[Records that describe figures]
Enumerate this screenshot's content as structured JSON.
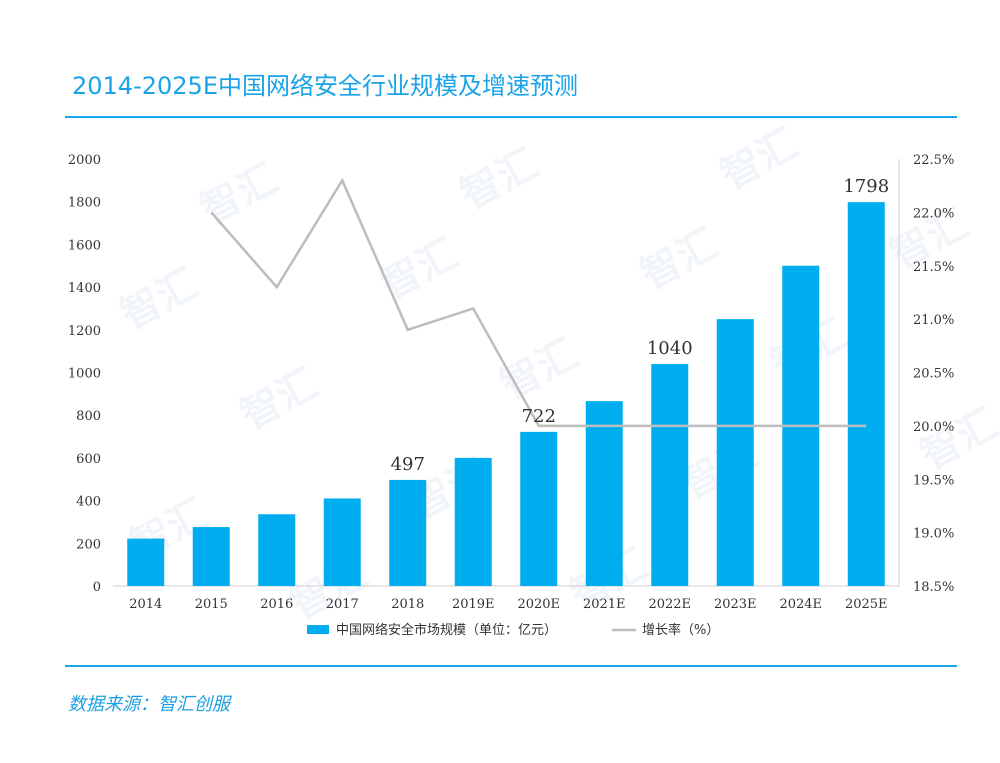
{
  "title": "2014-2025E中国网络安全行业规模及增速预测",
  "source": "数据来源：智汇创服",
  "watermark": "智汇",
  "colors": {
    "accent": "#1aa3e8",
    "bar": "#00aeef",
    "line": "#bdbdbd",
    "text": "#333333"
  },
  "chart_data": {
    "type": "bar",
    "categories": [
      "2014",
      "2015",
      "2016",
      "2017",
      "2018",
      "2019E",
      "2020E",
      "2021E",
      "2022E",
      "2023E",
      "2024E",
      "2025E"
    ],
    "series": [
      {
        "name": "中国网络安全市场规模（单位：亿元）",
        "type": "bar",
        "axis": "left",
        "values": [
          222,
          276,
          336,
          410,
          497,
          600,
          722,
          866,
          1040,
          1250,
          1500,
          1798
        ]
      },
      {
        "name": "增长率（%）",
        "type": "line",
        "axis": "right",
        "values": [
          null,
          22.0,
          21.3,
          22.3,
          20.9,
          21.1,
          20.0,
          20.0,
          20.0,
          20.0,
          20.0,
          20.0
        ]
      }
    ],
    "data_labels": {
      "2018": "497",
      "2020E": "722",
      "2022E": "1040",
      "2025E": "1798"
    },
    "y_left": {
      "min": 0,
      "max": 2000,
      "ticks": [
        "0",
        "200",
        "400",
        "600",
        "800",
        "1000",
        "1200",
        "1400",
        "1600",
        "1800",
        "2000"
      ]
    },
    "y_right": {
      "min": 18.5,
      "max": 22.5,
      "ticks": [
        "18.5%",
        "19.0%",
        "19.5%",
        "20.0%",
        "20.5%",
        "21.0%",
        "21.5%",
        "22.0%",
        "22.5%"
      ]
    },
    "legend": {
      "position": "bottom",
      "items": [
        "中国网络安全市场规模（单位：亿元）",
        "增长率（%）"
      ]
    },
    "grid": false
  }
}
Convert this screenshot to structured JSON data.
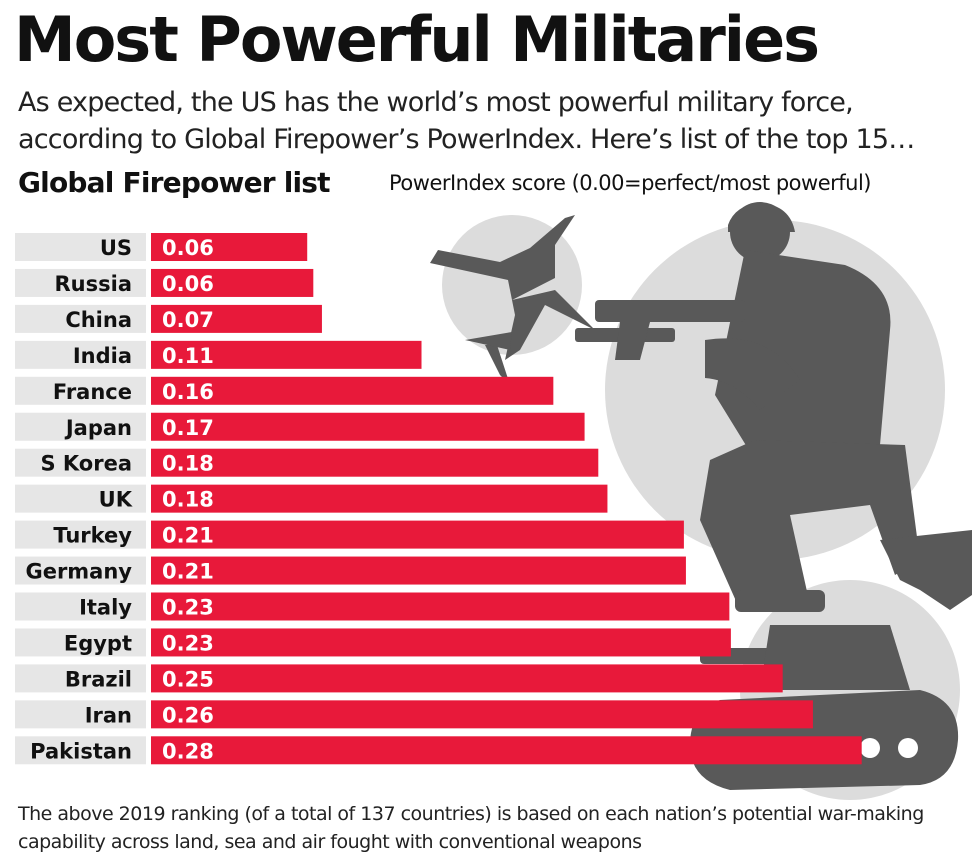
{
  "header": {
    "title": "Most Powerful Militaries",
    "subtitle": "As expected, the US has the world’s most powerful military force, according to Global Firepower’s PowerIndex. Here’s list of the top 15…"
  },
  "chart_heading": "Global Firepower list",
  "chart_note": "PowerIndex score (0.00=perfect/most powerful)",
  "footnote": "The above 2019 ranking (of a total of 137 countries) is based on each nation’s potential war-making capability across land, sea and air fought with conventional weapons",
  "colors": {
    "bar": "#e8193a",
    "label_bg": "#e6e6e6",
    "silhouette": "#595959",
    "circle": "#dcdcdc"
  },
  "icons": [
    "fighter-jet-icon",
    "soldier-icon",
    "tank-icon"
  ],
  "chart_data": {
    "type": "bar",
    "orientation": "horizontal",
    "categories": [
      "US",
      "Russia",
      "China",
      "India",
      "France",
      "Japan",
      "S Korea",
      "UK",
      "Turkey",
      "Germany",
      "Italy",
      "Egypt",
      "Brazil",
      "Iran",
      "Pakistan"
    ],
    "values": [
      0.0615,
      0.0639,
      0.0673,
      0.1065,
      0.1584,
      0.1707,
      0.1761,
      0.1797,
      0.2098,
      0.2106,
      0.2277,
      0.2283,
      0.2487,
      0.2606,
      0.2798
    ],
    "value_labels": [
      "0.06",
      "0.06",
      "0.07",
      "0.11",
      "0.16",
      "0.17",
      "0.18",
      "0.18",
      "0.21",
      "0.21",
      "0.23",
      "0.23",
      "0.25",
      "0.26",
      "0.28"
    ],
    "title": "Global Firepower list",
    "xlabel": "PowerIndex score (0.00=perfect/most powerful)",
    "ylabel": "",
    "xlim": [
      0,
      0.35
    ],
    "grid": false,
    "legend": "none"
  }
}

** What needs to be done **
Return each line from the material above exactly, but not the pictures.

** Response **
Enumerate this screenshot's content as structured JSON.
{
  "title": "2014-2025E中国网络安全行业规模及增速预测",
  "source": "数据来源：智汇创服",
  "watermark": "智汇",
  "colors": {
    "accent": "#1aa3e8",
    "bar": "#00aeef",
    "line": "#bdbdbd",
    "text": "#333333"
  },
  "chart_data": {
    "type": "bar",
    "categories": [
      "2014",
      "2015",
      "2016",
      "2017",
      "2018",
      "2019E",
      "2020E",
      "2021E",
      "2022E",
      "2023E",
      "2024E",
      "2025E"
    ],
    "series": [
      {
        "name": "中国网络安全市场规模（单位：亿元）",
        "type": "bar",
        "axis": "left",
        "values": [
          222,
          276,
          336,
          410,
          497,
          600,
          722,
          866,
          1040,
          1250,
          1500,
          1798
        ]
      },
      {
        "name": "增长率（%）",
        "type": "line",
        "axis": "right",
        "values": [
          null,
          22.0,
          21.3,
          22.3,
          20.9,
          21.1,
          20.0,
          20.0,
          20.0,
          20.0,
          20.0,
          20.0
        ]
      }
    ],
    "data_labels": {
      "2018": "497",
      "2020E": "722",
      "2022E": "1040",
      "2025E": "1798"
    },
    "y_left": {
      "min": 0,
      "max": 2000,
      "ticks": [
        "0",
        "200",
        "400",
        "600",
        "800",
        "1000",
        "1200",
        "1400",
        "1600",
        "1800",
        "2000"
      ]
    },
    "y_right": {
      "min": 18.5,
      "max": 22.5,
      "ticks": [
        "18.5%",
        "19.0%",
        "19.5%",
        "20.0%",
        "20.5%",
        "21.0%",
        "21.5%",
        "22.0%",
        "22.5%"
      ]
    },
    "legend": {
      "position": "bottom",
      "items": [
        "中国网络安全市场规模（单位：亿元）",
        "增长率（%）"
      ]
    },
    "grid": false
  }
}
Convert this screenshot to structured JSON data.
{
  "header": {
    "title": "Most Powerful Militaries",
    "subtitle": "As expected, the US has the world’s most powerful military force, according to Global Firepower’s PowerIndex. Here’s list of the top 15…"
  },
  "chart_heading": "Global Firepower list",
  "chart_note": "PowerIndex score (0.00=perfect/most powerful)",
  "footnote": "The above 2019 ranking (of a total of 137 countries) is based on each nation’s potential war-making capability across land, sea and air fought with conventional weapons",
  "colors": {
    "bar": "#e8193a",
    "label_bg": "#e6e6e6",
    "silhouette": "#595959",
    "circle": "#dcdcdc"
  },
  "icons": [
    "fighter-jet-icon",
    "soldier-icon",
    "tank-icon"
  ],
  "chart_data": {
    "type": "bar",
    "orientation": "horizontal",
    "categories": [
      "US",
      "Russia",
      "China",
      "India",
      "France",
      "Japan",
      "S Korea",
      "UK",
      "Turkey",
      "Germany",
      "Italy",
      "Egypt",
      "Brazil",
      "Iran",
      "Pakistan"
    ],
    "values": [
      0.0615,
      0.0639,
      0.0673,
      0.1065,
      0.1584,
      0.1707,
      0.1761,
      0.1797,
      0.2098,
      0.2106,
      0.2277,
      0.2283,
      0.2487,
      0.2606,
      0.2798
    ],
    "value_labels": [
      "0.06",
      "0.06",
      "0.07",
      "0.11",
      "0.16",
      "0.17",
      "0.18",
      "0.18",
      "0.21",
      "0.21",
      "0.23",
      "0.23",
      "0.25",
      "0.26",
      "0.28"
    ],
    "title": "Global Firepower list",
    "xlabel": "PowerIndex score (0.00=perfect/most powerful)",
    "ylabel": "",
    "xlim": [
      0,
      0.35
    ],
    "grid": false,
    "legend": "none"
  }
}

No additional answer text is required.